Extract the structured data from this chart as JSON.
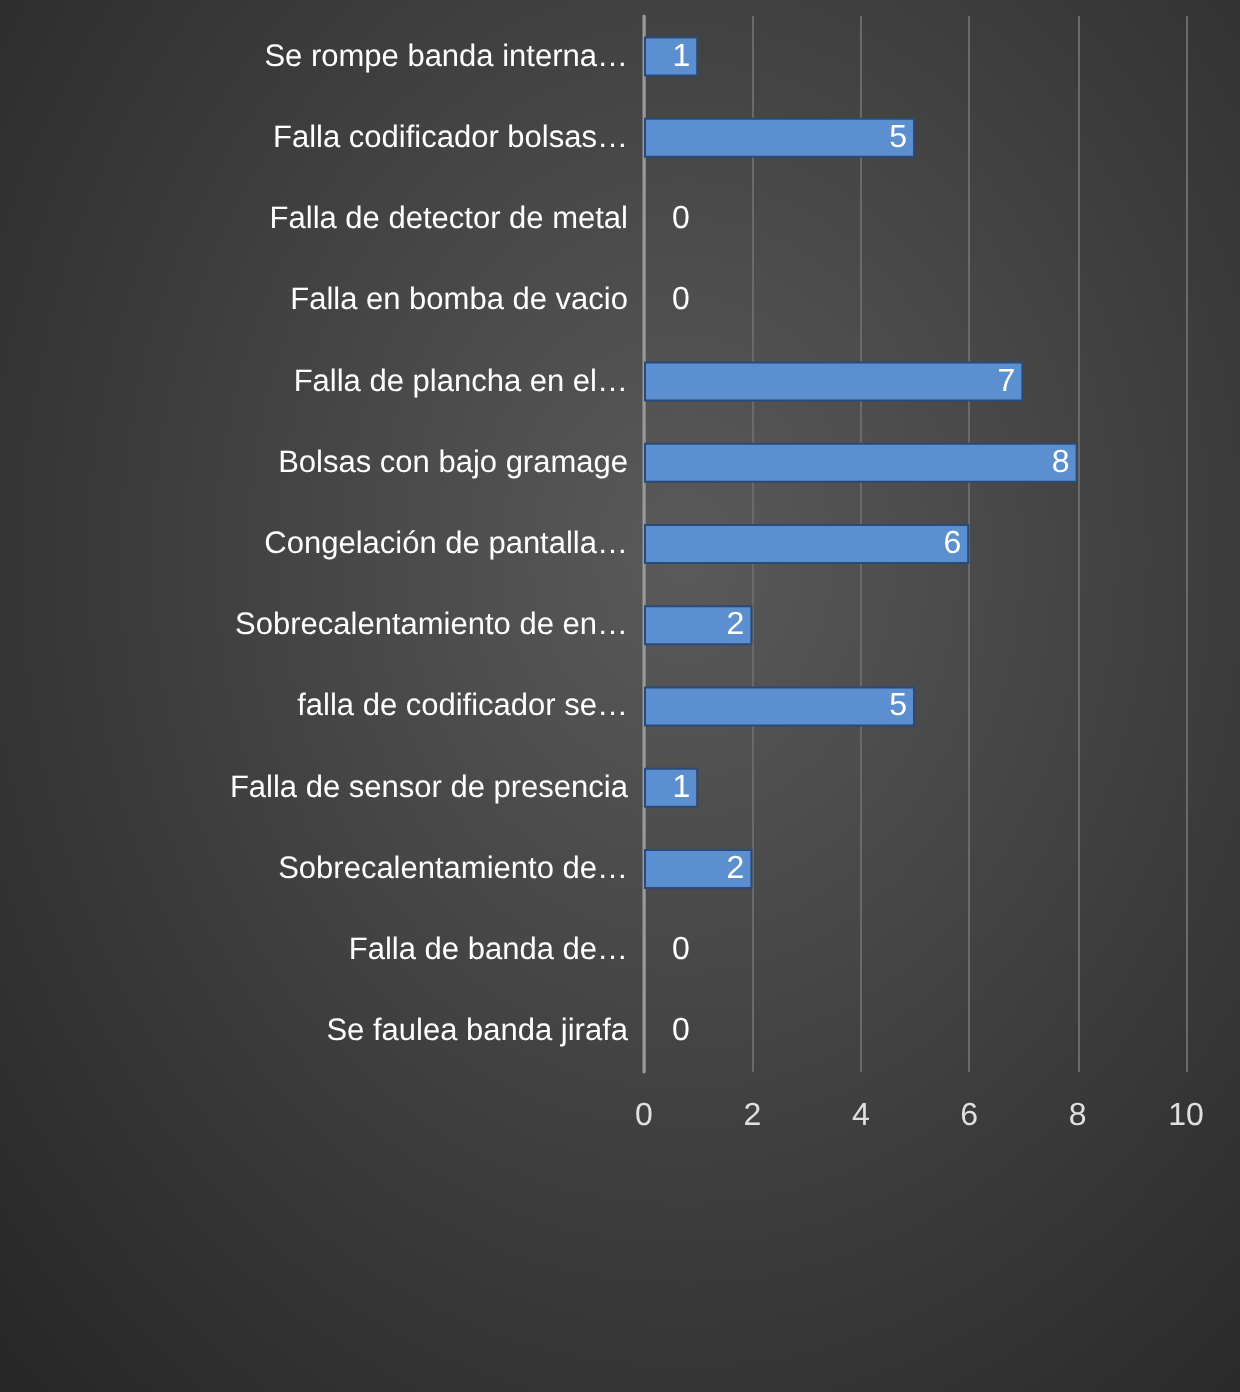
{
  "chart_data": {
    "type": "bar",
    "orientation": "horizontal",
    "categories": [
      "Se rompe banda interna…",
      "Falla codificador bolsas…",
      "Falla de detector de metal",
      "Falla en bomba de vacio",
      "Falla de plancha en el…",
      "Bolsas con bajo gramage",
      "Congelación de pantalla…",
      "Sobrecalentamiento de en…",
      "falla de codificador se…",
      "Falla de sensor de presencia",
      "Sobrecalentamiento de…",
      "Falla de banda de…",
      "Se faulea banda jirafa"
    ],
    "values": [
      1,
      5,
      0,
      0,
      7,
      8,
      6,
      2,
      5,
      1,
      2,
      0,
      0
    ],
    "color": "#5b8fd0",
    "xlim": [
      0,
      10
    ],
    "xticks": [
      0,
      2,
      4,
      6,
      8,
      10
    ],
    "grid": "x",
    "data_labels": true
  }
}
───
What to work on: All records must be output exactly as they are, except for the pictures, which are left out.

Answer below:
Extract the structured data from this chart as JSON.
{
  "chart_data": {
    "type": "bar",
    "orientation": "horizontal",
    "categories": [
      "Se rompe banda interna…",
      "Falla codificador bolsas…",
      "Falla de detector de metal",
      "Falla en bomba de vacio",
      "Falla de plancha en el…",
      "Bolsas con bajo gramage",
      "Congelación de pantalla…",
      "Sobrecalentamiento de en…",
      "falla de codificador se…",
      "Falla de sensor de presencia",
      "Sobrecalentamiento de…",
      "Falla de banda de…",
      "Se faulea banda jirafa"
    ],
    "values": [
      1,
      5,
      0,
      0,
      7,
      8,
      6,
      2,
      5,
      1,
      2,
      0,
      0
    ],
    "color": "#5b8fd0",
    "xlim": [
      0,
      10
    ],
    "xticks": [
      0,
      2,
      4,
      6,
      8,
      10
    ],
    "grid": "x",
    "data_labels": true
  }
}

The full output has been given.